-- TASK DIRECTIONS --
Leave out the pictures and repeat the rest of the material exactly.

──────────────────────────────

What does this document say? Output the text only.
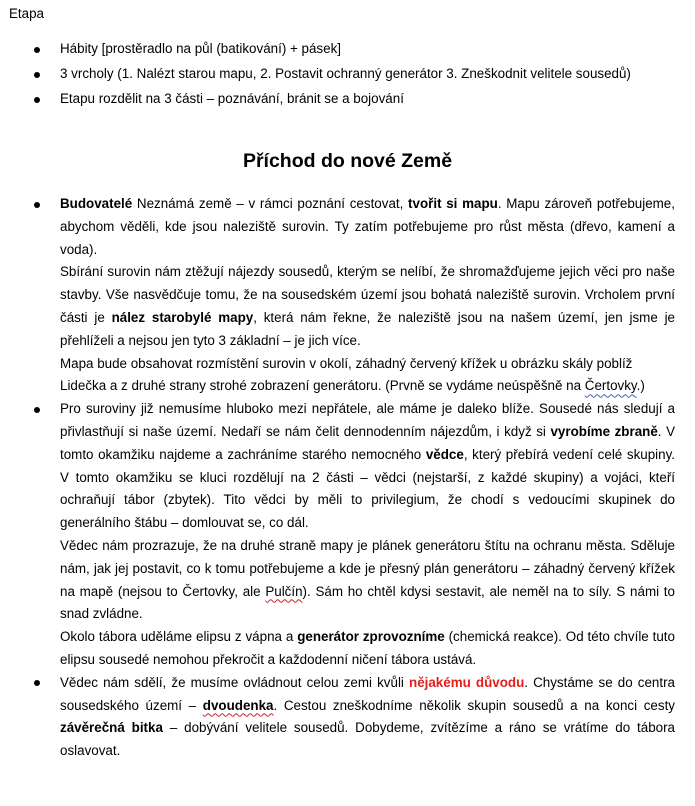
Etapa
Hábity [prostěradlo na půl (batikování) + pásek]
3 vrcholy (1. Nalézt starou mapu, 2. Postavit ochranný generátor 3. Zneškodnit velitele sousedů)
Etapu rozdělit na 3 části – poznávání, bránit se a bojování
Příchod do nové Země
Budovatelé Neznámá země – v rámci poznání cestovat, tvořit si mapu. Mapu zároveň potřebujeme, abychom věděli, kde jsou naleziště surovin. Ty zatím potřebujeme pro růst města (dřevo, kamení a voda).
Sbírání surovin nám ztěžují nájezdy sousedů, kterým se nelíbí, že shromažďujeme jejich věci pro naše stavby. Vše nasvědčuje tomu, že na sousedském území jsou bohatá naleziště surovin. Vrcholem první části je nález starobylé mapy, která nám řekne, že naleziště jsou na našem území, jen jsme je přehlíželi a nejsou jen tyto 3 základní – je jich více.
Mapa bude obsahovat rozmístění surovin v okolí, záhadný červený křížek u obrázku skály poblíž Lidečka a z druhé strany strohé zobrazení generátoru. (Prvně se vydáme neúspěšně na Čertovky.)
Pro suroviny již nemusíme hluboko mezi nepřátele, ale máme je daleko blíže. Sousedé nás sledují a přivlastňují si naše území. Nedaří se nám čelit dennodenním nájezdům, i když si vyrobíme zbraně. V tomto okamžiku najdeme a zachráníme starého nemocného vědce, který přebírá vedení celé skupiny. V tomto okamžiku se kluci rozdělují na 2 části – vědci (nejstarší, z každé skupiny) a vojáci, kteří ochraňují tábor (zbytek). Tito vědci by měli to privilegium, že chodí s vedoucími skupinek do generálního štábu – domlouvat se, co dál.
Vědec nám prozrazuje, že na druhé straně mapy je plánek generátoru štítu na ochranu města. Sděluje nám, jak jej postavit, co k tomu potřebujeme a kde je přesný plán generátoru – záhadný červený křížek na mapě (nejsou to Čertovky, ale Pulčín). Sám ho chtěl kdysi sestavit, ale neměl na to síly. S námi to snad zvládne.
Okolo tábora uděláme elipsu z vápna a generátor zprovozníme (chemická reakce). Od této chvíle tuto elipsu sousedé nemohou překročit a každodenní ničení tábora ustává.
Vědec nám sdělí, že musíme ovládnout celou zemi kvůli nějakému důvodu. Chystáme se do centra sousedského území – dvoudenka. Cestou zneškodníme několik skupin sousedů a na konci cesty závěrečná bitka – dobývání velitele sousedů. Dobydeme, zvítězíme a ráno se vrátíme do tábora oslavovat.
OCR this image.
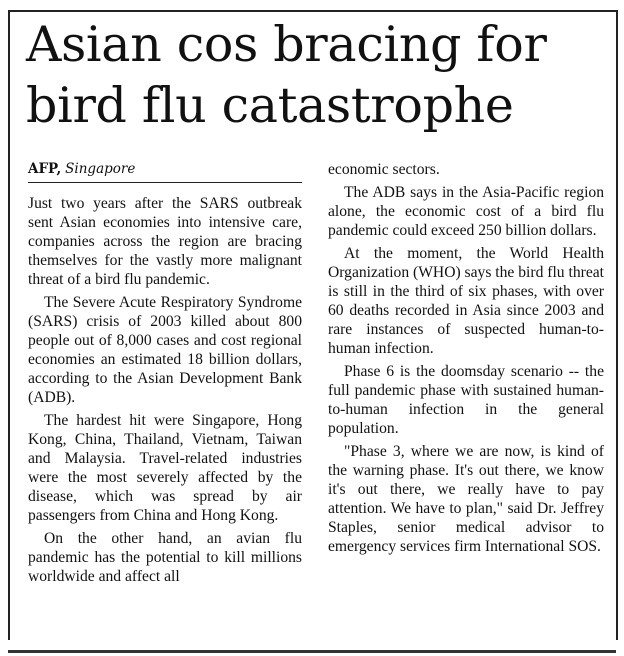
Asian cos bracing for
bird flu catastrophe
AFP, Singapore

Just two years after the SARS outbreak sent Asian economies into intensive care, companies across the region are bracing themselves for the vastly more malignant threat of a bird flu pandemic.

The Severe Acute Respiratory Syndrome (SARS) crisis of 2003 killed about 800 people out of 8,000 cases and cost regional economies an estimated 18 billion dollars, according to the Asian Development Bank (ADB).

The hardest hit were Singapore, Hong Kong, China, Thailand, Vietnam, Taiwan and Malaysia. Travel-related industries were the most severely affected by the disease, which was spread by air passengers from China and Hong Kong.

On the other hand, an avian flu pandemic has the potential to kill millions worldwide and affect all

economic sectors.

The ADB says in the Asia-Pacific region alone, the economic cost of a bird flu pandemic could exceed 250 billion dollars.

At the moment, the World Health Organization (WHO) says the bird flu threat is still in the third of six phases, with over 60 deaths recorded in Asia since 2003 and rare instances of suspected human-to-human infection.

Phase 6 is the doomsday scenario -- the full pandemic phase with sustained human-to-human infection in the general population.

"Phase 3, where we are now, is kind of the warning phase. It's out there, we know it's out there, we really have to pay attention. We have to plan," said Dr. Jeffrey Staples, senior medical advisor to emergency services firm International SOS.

──────────────────────────────

-- RESULT FOR THIS TASK --
What does this document say? Output the text only.
Etapa
Hábity [prostěradlo na půl (batikování) + pásek]
3 vrcholy (1. Nalézt starou mapu, 2. Postavit ochranný generátor 3. Zneškodnit velitele sousedů)
Etapu rozdělit na 3 části – poznávání, bránit se a bojování
Příchod do nové Země
Budovatelé Neznámá země – v rámci poznání cestovat, tvořit si mapu. Mapu zároveň potřebujeme, abychom věděli, kde jsou naleziště surovin. Ty zatím potřebujeme pro růst města (dřevo, kamení a voda).
Sbírání surovin nám ztěžují nájezdy sousedů, kterým se nelíbí, že shromažďujeme jejich věci pro naše stavby. Vše nasvědčuje tomu, že na sousedském území jsou bohatá naleziště surovin. Vrcholem první části je nález starobylé mapy, která nám řekne, že naleziště jsou na našem území, jen jsme je přehlíželi a nejsou jen tyto 3 základní – je jich více.
Mapa bude obsahovat rozmístění surovin v okolí, záhadný červený křížek u obrázku skály poblíž Lidečka a z druhé strany strohé zobrazení generátoru. (Prvně se vydáme neúspěšně na Čertovky.)
Pro suroviny již nemusíme hluboko mezi nepřátele, ale máme je daleko blíže. Sousedé nás sledují a přivlastňují si naše území. Nedaří se nám čelit dennodenním nájezdům, i když si vyrobíme zbraně. V tomto okamžiku najdeme a zachráníme starého nemocného vědce, který přebírá vedení celé skupiny. V tomto okamžiku se kluci rozdělují na 2 části – vědci (nejstarší, z každé skupiny) a vojáci, kteří ochraňují tábor (zbytek). Tito vědci by měli to privilegium, že chodí s vedoucími skupinek do generálního štábu – domlouvat se, co dál.
Vědec nám prozrazuje, že na druhé straně mapy je plánek generátoru štítu na ochranu města. Sděluje nám, jak jej postavit, co k tomu potřebujeme a kde je přesný plán generátoru – záhadný červený křížek na mapě (nejsou to Čertovky, ale Pulčín). Sám ho chtěl kdysi sestavit, ale neměl na to síly. S námi to snad zvládne.
Okolo tábora uděláme elipsu z vápna a generátor zprovozníme (chemická reakce). Od této chvíle tuto elipsu sousedé nemohou překročit a každodenní ničení tábora ustává.
Vědec nám sdělí, že musíme ovládnout celou zemi kvůli nějakému důvodu. Chystáme se do centra sousedského území – dvoudenka. Cestou zneškodníme několik skupin sousedů a na konci cesty závěrečná bitka – dobývání velitele sousedů. Dobydeme, zvítězíme a ráno se vrátíme do tábora oslavovat.
OCR this image.
Asian cos bracing for
bird flu catastrophe
AFP, Singapore

Just two years after the SARS outbreak sent Asian economies into intensive care, companies across the region are bracing themselves for the vastly more malignant threat of a bird flu pandemic.

The Severe Acute Respiratory Syndrome (SARS) crisis of 2003 killed about 800 people out of 8,000 cases and cost regional economies an estimated 18 billion dollars, according to the Asian Development Bank (ADB).

The hardest hit were Singapore, Hong Kong, China, Thailand, Vietnam, Taiwan and Malaysia. Travel-related industries were the most severely affected by the disease, which was spread by air passengers from China and Hong Kong.

On the other hand, an avian flu pandemic has the potential to kill millions worldwide and affect all

economic sectors.

The ADB says in the Asia-Pacific region alone, the economic cost of a bird flu pandemic could exceed 250 billion dollars.

At the moment, the World Health Organization (WHO) says the bird flu threat is still in the third of six phases, with over 60 deaths recorded in Asia since 2003 and rare instances of suspected human-to-human infection.

Phase 6 is the doomsday scenario -- the full pandemic phase with sustained human-to-human infection in the general population.

"Phase 3, where we are now, is kind of the warning phase. It's out there, we know it's out there, we really have to pay attention. We have to plan," said Dr. Jeffrey Staples, senior medical advisor to emergency services firm International SOS.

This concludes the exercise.